■ TASK REQUIREMENTS: Look through the material and tally each line bearing the word "that". Give only the total.

(Stored dataset items)

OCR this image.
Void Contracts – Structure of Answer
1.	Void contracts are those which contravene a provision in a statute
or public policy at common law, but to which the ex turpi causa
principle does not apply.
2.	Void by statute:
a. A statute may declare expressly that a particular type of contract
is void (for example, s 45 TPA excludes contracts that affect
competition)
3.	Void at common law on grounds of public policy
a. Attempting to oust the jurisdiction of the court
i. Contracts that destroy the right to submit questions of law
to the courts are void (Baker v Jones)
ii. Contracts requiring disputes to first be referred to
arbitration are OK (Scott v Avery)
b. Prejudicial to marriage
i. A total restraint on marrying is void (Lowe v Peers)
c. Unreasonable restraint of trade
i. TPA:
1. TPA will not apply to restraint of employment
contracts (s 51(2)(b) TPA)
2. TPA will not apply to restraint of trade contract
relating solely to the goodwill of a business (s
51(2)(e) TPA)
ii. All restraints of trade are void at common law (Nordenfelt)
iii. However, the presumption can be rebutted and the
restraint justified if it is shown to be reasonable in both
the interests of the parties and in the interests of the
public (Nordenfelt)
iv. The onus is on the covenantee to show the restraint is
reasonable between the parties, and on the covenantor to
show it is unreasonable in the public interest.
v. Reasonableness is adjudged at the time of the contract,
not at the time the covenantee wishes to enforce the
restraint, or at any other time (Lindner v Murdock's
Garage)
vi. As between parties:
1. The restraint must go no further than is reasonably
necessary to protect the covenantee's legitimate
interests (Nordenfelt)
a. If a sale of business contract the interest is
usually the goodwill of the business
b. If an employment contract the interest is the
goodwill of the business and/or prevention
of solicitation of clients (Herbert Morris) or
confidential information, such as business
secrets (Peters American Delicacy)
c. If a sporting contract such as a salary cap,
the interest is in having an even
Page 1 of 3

■ SOLUTION FOR THIS EXERCISE: 3